Requirements:
Transcribe the material word for word, but without the images.

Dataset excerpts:
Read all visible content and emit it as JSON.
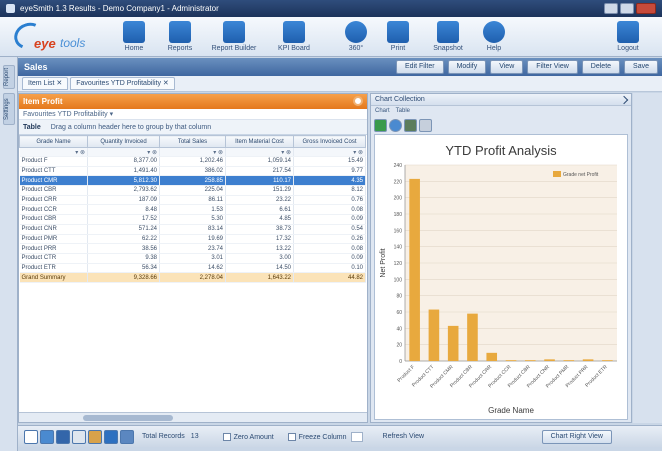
{
  "window": {
    "title": "eyeSmith 1.3 Results - Demo Company1 - Administrator"
  },
  "logo": {
    "text_main": "eye",
    "text_sub": "tools"
  },
  "toolbar": {
    "items": [
      {
        "label": "Home",
        "icon": "home-icon"
      },
      {
        "label": "Reports",
        "icon": "reports-icon"
      },
      {
        "label": "Report Builder",
        "icon": "report-builder-icon"
      },
      {
        "label": "KPI Board",
        "icon": "kpi-board-icon"
      },
      {
        "label": "360°",
        "icon": "360-icon"
      },
      {
        "label": "Print",
        "icon": "print-icon"
      },
      {
        "label": "Snapshot",
        "icon": "snapshot-icon"
      },
      {
        "label": "Help",
        "icon": "help-icon"
      }
    ],
    "logout_label": "Logout"
  },
  "sidebar": {
    "tabs": [
      "Report",
      "Settings"
    ]
  },
  "main": {
    "title": "Sales",
    "header_buttons": [
      "Edit Filter",
      "Modify",
      "View",
      "Filter View",
      "Delete",
      "Save"
    ],
    "subtabs": [
      "Item List ✕",
      "Favourites YTD Profitability ✕"
    ]
  },
  "grid_panel": {
    "title": "Item Profit",
    "breadcrumb": "Favourites YTD Profitability ▾",
    "group_label": "Table",
    "group_hint": "Drag a column header here to group by that column",
    "columns": [
      "Grade Name",
      "Quantity Invoiced",
      "Total Sales",
      "Item Material Cost",
      "Gross Invoiced Cost"
    ],
    "rows": [
      [
        "Product F",
        "8,377.00",
        "1,202.46",
        "1,059.14",
        "15.49"
      ],
      [
        "Product CTT",
        "1,491.40",
        "386.02",
        "217.54",
        "9.77"
      ],
      [
        "Product CMR",
        "5,812.30",
        "258.85",
        "110.17",
        "4.35"
      ],
      [
        "Product CBR",
        "2,793.62",
        "225.04",
        "151.29",
        "8.12"
      ],
      [
        "Product CRR",
        "187.09",
        "86.11",
        "23.22",
        "0.76"
      ],
      [
        "Product CCR",
        "8.48",
        "1.53",
        "6.61",
        "0.08"
      ],
      [
        "Product CBR",
        "17.52",
        "5.30",
        "4.85",
        "0.09"
      ],
      [
        "Product CNR",
        "571.24",
        "83.14",
        "38.73",
        "0.54"
      ],
      [
        "Product PMR",
        "62.22",
        "19.69",
        "17.32",
        "0.26"
      ],
      [
        "Product PRR",
        "38.56",
        "23.74",
        "13.22",
        "0.08"
      ],
      [
        "Product CTR",
        "9.38",
        "3.01",
        "3.00",
        "0.09"
      ],
      [
        "Product ETR",
        "56.34",
        "14.62",
        "14.50",
        "0.10"
      ]
    ],
    "totals": [
      "Grand Summary",
      "9,328.66",
      "2,278.04",
      "1,643.22",
      "44.82"
    ]
  },
  "chart_panel": {
    "header": "Chart Collection",
    "tabs": [
      "Chart",
      "Table"
    ],
    "icons": [
      "view-icon",
      "export-icon",
      "image-icon",
      "print-icon"
    ]
  },
  "chart_data": {
    "type": "bar",
    "title": "YTD Profit Analysis",
    "xlabel": "Grade Name",
    "ylabel": "Net Profit",
    "categories": [
      "Product F",
      "Product CTT",
      "Product CMR",
      "Product CBR",
      "Product CRR",
      "Product CCR",
      "Product CBR",
      "Product CNR",
      "Product PMR",
      "Product PRR",
      "Product ETR"
    ],
    "series": [
      {
        "name": "Grade net Profit",
        "values": [
          223,
          63,
          43,
          58,
          10,
          1,
          1,
          2,
          1,
          2,
          1
        ]
      }
    ],
    "ylim": [
      0,
      240
    ],
    "yticks": [
      0,
      20,
      40,
      60,
      80,
      100,
      120,
      140,
      160,
      180,
      200,
      220,
      240
    ],
    "grid": true,
    "legend": "top-right",
    "bar_color": "#e8a93e"
  },
  "statusbar": {
    "total_records_label": "Total Records",
    "total_records_value": "13",
    "zero_amount_label": "Zero Amount",
    "freeze_columns_label": "Freeze Column",
    "refresh_label": "Refresh View",
    "chart_right_label": "Chart Right View"
  }
}
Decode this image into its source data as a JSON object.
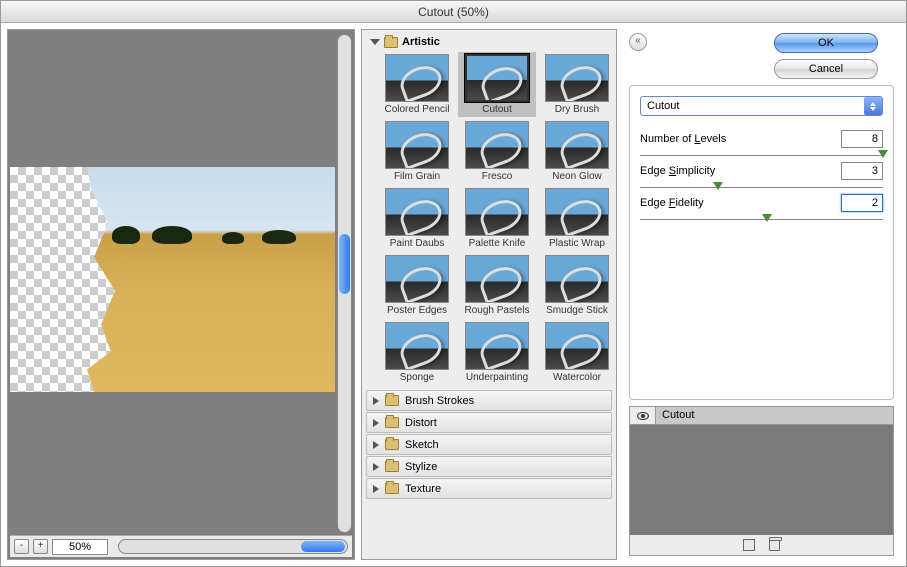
{
  "window": {
    "title": "Cutout (50%)"
  },
  "preview": {
    "zoom": "50%",
    "minus": "-",
    "plus": "+"
  },
  "gallery": {
    "open_category": "Artistic",
    "filters": [
      "Colored Pencil",
      "Cutout",
      "Dry Brush",
      "Film Grain",
      "Fresco",
      "Neon Glow",
      "Paint Daubs",
      "Palette Knife",
      "Plastic Wrap",
      "Poster Edges",
      "Rough Pastels",
      "Smudge Stick",
      "Sponge",
      "Underpainting",
      "Watercolor"
    ],
    "selected": "Cutout",
    "closed_categories": [
      "Brush Strokes",
      "Distort",
      "Sketch",
      "Stylize",
      "Texture"
    ]
  },
  "buttons": {
    "ok": "OK",
    "cancel": "Cancel"
  },
  "settings": {
    "filter_name": "Cutout",
    "params": [
      {
        "label_pre": "Number of ",
        "label_u": "L",
        "label_post": "evels",
        "value": "8",
        "pos": 98
      },
      {
        "label_pre": "Edge ",
        "label_u": "S",
        "label_post": "implicity",
        "value": "3",
        "pos": 30
      },
      {
        "label_pre": "Edge ",
        "label_u": "F",
        "label_post": "idelity",
        "value": "2",
        "pos": 50
      }
    ]
  },
  "layers": {
    "active": "Cutout"
  },
  "collapse_glyph": "«"
}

Response below:
Read all visible content and emit it as JSON.
{
  "window": {
    "title": "eyeSmith 1.3 Results - Demo Company1 - Administrator"
  },
  "logo": {
    "text_main": "eye",
    "text_sub": "tools"
  },
  "toolbar": {
    "items": [
      {
        "label": "Home",
        "icon": "home-icon"
      },
      {
        "label": "Reports",
        "icon": "reports-icon"
      },
      {
        "label": "Report Builder",
        "icon": "report-builder-icon"
      },
      {
        "label": "KPI Board",
        "icon": "kpi-board-icon"
      },
      {
        "label": "360°",
        "icon": "360-icon"
      },
      {
        "label": "Print",
        "icon": "print-icon"
      },
      {
        "label": "Snapshot",
        "icon": "snapshot-icon"
      },
      {
        "label": "Help",
        "icon": "help-icon"
      }
    ],
    "logout_label": "Logout"
  },
  "sidebar": {
    "tabs": [
      "Report",
      "Settings"
    ]
  },
  "main": {
    "title": "Sales",
    "header_buttons": [
      "Edit Filter",
      "Modify",
      "View",
      "Filter View",
      "Delete",
      "Save"
    ],
    "subtabs": [
      "Item List ✕",
      "Favourites YTD Profitability ✕"
    ]
  },
  "grid_panel": {
    "title": "Item Profit",
    "breadcrumb": "Favourites YTD Profitability ▾",
    "group_label": "Table",
    "group_hint": "Drag a column header here to group by that column",
    "columns": [
      "Grade Name",
      "Quantity Invoiced",
      "Total Sales",
      "Item Material Cost",
      "Gross Invoiced Cost"
    ],
    "rows": [
      [
        "Product F",
        "8,377.00",
        "1,202.46",
        "1,059.14",
        "15.49"
      ],
      [
        "Product CTT",
        "1,491.40",
        "386.02",
        "217.54",
        "9.77"
      ],
      [
        "Product CMR",
        "5,812.30",
        "258.85",
        "110.17",
        "4.35"
      ],
      [
        "Product CBR",
        "2,793.62",
        "225.04",
        "151.29",
        "8.12"
      ],
      [
        "Product CRR",
        "187.09",
        "86.11",
        "23.22",
        "0.76"
      ],
      [
        "Product CCR",
        "8.48",
        "1.53",
        "6.61",
        "0.08"
      ],
      [
        "Product CBR",
        "17.52",
        "5.30",
        "4.85",
        "0.09"
      ],
      [
        "Product CNR",
        "571.24",
        "83.14",
        "38.73",
        "0.54"
      ],
      [
        "Product PMR",
        "62.22",
        "19.69",
        "17.32",
        "0.26"
      ],
      [
        "Product PRR",
        "38.56",
        "23.74",
        "13.22",
        "0.08"
      ],
      [
        "Product CTR",
        "9.38",
        "3.01",
        "3.00",
        "0.09"
      ],
      [
        "Product ETR",
        "56.34",
        "14.62",
        "14.50",
        "0.10"
      ]
    ],
    "totals": [
      "Grand Summary",
      "9,328.66",
      "2,278.04",
      "1,643.22",
      "44.82"
    ]
  },
  "chart_panel": {
    "header": "Chart Collection",
    "tabs": [
      "Chart",
      "Table"
    ],
    "icons": [
      "view-icon",
      "export-icon",
      "image-icon",
      "print-icon"
    ]
  },
  "chart_data": {
    "type": "bar",
    "title": "YTD Profit Analysis",
    "xlabel": "Grade Name",
    "ylabel": "Net Profit",
    "categories": [
      "Product F",
      "Product CTT",
      "Product CMR",
      "Product CBR",
      "Product CRR",
      "Product CCR",
      "Product CBR",
      "Product CNR",
      "Product PMR",
      "Product PRR",
      "Product ETR"
    ],
    "series": [
      {
        "name": "Grade net Profit",
        "values": [
          223,
          63,
          43,
          58,
          10,
          1,
          1,
          2,
          1,
          2,
          1
        ]
      }
    ],
    "ylim": [
      0,
      240
    ],
    "yticks": [
      0,
      20,
      40,
      60,
      80,
      100,
      120,
      140,
      160,
      180,
      200,
      220,
      240
    ],
    "grid": true,
    "legend": "top-right",
    "bar_color": "#e8a93e"
  },
  "statusbar": {
    "total_records_label": "Total Records",
    "total_records_value": "13",
    "zero_amount_label": "Zero Amount",
    "freeze_columns_label": "Freeze Column",
    "refresh_label": "Refresh View",
    "chart_right_label": "Chart Right View"
  }
}
Decode this image into its source data as a JSON object.
{
  "window": {
    "title": "Cutout (50%)"
  },
  "preview": {
    "zoom": "50%",
    "minus": "-",
    "plus": "+"
  },
  "gallery": {
    "open_category": "Artistic",
    "filters": [
      "Colored Pencil",
      "Cutout",
      "Dry Brush",
      "Film Grain",
      "Fresco",
      "Neon Glow",
      "Paint Daubs",
      "Palette Knife",
      "Plastic Wrap",
      "Poster Edges",
      "Rough Pastels",
      "Smudge Stick",
      "Sponge",
      "Underpainting",
      "Watercolor"
    ],
    "selected": "Cutout",
    "closed_categories": [
      "Brush Strokes",
      "Distort",
      "Sketch",
      "Stylize",
      "Texture"
    ]
  },
  "buttons": {
    "ok": "OK",
    "cancel": "Cancel"
  },
  "settings": {
    "filter_name": "Cutout",
    "params": [
      {
        "label_pre": "Number of ",
        "label_u": "L",
        "label_post": "evels",
        "value": "8",
        "pos": 98
      },
      {
        "label_pre": "Edge ",
        "label_u": "S",
        "label_post": "implicity",
        "value": "3",
        "pos": 30
      },
      {
        "label_pre": "Edge ",
        "label_u": "F",
        "label_post": "idelity",
        "value": "2",
        "pos": 50
      }
    ]
  },
  "layers": {
    "active": "Cutout"
  },
  "collapse_glyph": "«"
}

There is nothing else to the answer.